(begin)

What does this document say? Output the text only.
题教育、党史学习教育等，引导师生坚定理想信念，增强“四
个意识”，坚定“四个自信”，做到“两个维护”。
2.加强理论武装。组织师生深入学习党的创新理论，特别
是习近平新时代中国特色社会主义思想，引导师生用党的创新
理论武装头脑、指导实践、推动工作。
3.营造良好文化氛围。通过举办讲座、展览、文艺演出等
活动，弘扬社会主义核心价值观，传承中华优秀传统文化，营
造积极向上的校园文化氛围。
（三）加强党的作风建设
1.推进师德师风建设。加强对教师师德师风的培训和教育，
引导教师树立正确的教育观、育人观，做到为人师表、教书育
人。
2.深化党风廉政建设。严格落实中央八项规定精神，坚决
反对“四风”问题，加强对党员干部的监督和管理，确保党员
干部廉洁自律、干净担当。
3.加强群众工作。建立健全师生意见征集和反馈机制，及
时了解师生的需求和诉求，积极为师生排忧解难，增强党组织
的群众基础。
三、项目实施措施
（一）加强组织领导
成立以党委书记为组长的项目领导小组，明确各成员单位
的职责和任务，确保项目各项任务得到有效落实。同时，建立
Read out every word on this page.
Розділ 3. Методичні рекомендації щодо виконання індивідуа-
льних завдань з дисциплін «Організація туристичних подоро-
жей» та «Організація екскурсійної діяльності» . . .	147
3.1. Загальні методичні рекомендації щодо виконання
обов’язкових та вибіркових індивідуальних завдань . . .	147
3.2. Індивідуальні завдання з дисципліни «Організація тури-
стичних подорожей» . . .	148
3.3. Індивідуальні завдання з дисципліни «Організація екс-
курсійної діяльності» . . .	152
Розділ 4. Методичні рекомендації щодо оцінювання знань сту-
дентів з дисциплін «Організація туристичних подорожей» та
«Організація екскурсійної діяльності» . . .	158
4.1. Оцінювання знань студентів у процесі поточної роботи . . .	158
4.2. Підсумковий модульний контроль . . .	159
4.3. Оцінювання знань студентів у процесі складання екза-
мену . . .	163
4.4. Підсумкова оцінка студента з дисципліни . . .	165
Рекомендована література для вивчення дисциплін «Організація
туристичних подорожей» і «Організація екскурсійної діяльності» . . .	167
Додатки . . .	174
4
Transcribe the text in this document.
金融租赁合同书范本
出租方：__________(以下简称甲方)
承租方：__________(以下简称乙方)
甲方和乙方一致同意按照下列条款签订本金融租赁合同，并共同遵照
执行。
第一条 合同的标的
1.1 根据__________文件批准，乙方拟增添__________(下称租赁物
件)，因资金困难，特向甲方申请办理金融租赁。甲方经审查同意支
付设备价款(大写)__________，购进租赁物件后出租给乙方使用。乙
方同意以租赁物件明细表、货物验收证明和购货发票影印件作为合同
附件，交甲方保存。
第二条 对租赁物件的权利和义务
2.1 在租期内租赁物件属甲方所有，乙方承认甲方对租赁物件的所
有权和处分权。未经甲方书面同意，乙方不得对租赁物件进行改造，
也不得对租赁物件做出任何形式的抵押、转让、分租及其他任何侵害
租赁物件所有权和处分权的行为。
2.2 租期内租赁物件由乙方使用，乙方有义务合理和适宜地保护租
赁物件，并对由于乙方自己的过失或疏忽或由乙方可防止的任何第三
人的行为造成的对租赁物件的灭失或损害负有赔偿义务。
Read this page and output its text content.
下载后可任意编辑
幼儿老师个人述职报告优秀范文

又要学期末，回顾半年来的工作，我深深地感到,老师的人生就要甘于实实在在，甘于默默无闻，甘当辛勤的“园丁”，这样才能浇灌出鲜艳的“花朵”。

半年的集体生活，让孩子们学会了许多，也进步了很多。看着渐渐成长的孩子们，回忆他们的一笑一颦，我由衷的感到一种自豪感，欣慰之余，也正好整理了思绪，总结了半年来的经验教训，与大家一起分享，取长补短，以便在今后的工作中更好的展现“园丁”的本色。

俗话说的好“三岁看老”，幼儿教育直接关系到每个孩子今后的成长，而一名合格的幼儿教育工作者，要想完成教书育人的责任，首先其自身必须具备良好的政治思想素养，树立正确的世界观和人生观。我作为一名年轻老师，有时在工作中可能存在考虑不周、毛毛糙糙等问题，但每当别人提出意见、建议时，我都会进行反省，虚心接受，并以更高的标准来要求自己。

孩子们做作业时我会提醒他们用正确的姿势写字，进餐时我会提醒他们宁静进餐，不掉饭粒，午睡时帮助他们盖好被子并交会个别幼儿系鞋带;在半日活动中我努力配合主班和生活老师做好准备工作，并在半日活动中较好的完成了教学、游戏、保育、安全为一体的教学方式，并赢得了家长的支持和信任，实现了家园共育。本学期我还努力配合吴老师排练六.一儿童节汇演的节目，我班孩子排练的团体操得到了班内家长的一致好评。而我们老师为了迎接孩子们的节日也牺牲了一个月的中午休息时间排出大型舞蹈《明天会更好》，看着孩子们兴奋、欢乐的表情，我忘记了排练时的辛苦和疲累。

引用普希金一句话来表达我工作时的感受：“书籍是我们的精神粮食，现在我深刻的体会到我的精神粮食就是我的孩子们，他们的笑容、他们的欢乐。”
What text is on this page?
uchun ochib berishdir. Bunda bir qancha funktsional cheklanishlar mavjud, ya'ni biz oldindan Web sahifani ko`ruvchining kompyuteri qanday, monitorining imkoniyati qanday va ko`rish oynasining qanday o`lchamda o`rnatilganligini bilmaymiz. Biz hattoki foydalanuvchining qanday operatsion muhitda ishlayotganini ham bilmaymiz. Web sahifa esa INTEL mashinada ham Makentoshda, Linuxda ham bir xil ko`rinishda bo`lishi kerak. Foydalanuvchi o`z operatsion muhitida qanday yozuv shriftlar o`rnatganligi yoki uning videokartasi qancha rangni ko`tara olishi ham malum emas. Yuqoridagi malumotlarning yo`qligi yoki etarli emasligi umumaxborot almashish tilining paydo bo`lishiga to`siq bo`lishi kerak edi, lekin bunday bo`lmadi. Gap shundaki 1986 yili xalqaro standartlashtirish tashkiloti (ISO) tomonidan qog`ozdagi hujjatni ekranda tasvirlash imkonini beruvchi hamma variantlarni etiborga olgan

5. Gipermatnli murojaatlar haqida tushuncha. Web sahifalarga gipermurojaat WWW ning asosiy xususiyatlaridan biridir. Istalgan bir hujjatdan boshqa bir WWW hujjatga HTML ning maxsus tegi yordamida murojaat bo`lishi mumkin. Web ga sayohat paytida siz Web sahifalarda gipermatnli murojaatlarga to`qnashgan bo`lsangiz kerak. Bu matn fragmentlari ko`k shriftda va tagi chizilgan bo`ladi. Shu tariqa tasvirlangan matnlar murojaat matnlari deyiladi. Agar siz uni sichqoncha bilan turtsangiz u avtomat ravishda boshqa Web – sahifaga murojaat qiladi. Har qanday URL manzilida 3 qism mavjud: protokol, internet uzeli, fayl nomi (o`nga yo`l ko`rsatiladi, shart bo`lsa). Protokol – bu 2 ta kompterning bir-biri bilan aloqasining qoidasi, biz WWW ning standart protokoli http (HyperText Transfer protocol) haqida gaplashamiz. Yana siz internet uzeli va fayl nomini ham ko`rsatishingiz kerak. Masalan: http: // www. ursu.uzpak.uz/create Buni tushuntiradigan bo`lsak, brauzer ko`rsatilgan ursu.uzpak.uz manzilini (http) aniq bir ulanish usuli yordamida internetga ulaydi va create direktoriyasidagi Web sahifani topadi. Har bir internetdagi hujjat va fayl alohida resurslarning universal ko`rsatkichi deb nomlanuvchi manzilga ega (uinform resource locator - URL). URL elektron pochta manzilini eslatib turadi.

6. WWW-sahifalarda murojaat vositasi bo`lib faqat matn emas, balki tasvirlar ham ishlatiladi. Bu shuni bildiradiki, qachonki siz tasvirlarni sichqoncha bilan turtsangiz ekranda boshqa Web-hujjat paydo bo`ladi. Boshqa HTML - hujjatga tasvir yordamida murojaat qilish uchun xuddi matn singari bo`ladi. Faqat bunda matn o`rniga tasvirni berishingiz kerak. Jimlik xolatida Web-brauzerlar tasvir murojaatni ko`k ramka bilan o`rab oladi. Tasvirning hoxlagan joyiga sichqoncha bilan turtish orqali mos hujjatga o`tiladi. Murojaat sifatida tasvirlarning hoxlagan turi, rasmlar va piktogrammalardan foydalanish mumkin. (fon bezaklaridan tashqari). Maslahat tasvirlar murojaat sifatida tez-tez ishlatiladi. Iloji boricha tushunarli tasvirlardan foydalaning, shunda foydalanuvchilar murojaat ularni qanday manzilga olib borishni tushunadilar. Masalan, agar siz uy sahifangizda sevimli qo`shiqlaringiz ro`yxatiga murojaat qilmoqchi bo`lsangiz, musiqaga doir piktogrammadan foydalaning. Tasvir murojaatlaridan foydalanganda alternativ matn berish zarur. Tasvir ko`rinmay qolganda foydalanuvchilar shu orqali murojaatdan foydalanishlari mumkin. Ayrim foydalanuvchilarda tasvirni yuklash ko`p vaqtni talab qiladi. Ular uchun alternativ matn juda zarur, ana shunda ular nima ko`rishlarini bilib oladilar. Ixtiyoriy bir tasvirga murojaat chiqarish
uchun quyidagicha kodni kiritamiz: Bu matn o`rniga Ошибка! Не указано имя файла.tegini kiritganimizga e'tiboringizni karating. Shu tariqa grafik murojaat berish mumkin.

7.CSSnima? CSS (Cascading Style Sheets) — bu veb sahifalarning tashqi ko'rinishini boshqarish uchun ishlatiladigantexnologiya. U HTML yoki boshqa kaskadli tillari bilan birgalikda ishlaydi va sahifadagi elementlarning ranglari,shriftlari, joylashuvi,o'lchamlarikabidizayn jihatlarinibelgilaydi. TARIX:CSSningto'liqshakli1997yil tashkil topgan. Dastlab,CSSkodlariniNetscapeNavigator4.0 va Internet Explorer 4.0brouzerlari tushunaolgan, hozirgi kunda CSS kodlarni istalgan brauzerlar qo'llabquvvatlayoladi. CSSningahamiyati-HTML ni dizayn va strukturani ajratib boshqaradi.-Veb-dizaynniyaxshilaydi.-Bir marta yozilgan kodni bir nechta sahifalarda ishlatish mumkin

(end)

◆ **Task to carry out**
Determine how many lines in the data above contain the string "рекомендації". Give nothing except the number.

◆ **Written answer**
3